EXERCISE DESCRIPTION:
Show each line from the listing that includes the word "text".

[Data records]
----------------
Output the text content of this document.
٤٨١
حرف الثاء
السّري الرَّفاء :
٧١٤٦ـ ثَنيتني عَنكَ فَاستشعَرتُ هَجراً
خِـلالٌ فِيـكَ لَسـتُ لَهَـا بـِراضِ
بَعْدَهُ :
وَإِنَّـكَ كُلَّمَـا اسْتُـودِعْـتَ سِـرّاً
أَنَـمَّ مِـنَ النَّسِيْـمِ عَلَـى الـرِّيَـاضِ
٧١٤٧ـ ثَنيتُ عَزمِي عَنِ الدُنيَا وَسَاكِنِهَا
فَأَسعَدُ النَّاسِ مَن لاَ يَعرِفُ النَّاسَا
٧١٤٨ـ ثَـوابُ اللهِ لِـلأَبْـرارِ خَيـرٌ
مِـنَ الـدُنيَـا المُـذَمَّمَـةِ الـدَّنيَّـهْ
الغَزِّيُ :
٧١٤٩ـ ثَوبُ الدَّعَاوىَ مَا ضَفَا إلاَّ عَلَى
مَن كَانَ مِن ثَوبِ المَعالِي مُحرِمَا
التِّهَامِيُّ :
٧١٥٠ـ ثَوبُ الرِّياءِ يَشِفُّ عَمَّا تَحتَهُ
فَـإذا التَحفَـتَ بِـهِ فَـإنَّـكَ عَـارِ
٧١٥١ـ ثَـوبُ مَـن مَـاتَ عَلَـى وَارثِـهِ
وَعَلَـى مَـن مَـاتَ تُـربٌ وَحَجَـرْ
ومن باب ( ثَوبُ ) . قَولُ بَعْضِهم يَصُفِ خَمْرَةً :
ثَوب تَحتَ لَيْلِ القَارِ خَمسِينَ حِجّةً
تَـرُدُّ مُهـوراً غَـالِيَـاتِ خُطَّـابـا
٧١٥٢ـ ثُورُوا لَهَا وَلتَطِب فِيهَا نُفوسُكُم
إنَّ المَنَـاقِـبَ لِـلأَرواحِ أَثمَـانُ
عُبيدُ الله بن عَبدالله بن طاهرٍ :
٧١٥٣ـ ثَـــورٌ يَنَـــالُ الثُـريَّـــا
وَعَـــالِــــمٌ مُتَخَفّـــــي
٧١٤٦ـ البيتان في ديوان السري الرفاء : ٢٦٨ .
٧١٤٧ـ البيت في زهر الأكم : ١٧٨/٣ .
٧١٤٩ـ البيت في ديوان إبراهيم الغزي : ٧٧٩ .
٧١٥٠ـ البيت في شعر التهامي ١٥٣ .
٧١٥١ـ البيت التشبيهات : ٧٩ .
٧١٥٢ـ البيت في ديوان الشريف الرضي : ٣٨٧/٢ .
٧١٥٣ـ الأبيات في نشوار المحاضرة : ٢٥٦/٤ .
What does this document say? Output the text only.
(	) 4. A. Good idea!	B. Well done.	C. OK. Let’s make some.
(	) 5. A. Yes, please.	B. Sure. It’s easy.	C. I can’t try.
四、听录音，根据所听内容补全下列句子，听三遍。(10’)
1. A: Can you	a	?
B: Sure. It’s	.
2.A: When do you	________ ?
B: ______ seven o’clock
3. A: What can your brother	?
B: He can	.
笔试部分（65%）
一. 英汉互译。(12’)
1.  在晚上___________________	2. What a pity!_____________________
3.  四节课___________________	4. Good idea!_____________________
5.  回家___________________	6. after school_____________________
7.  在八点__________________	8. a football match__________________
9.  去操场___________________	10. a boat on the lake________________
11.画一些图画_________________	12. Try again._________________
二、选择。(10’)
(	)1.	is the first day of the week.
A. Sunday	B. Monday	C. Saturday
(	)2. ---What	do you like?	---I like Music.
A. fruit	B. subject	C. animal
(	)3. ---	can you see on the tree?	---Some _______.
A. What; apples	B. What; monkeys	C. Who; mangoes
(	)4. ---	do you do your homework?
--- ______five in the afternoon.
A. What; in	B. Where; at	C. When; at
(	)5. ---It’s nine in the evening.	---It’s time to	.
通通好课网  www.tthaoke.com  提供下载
----------------
PROBLEM SOLUTION:
Output the text content of this document.
What does this document say? Output the text only.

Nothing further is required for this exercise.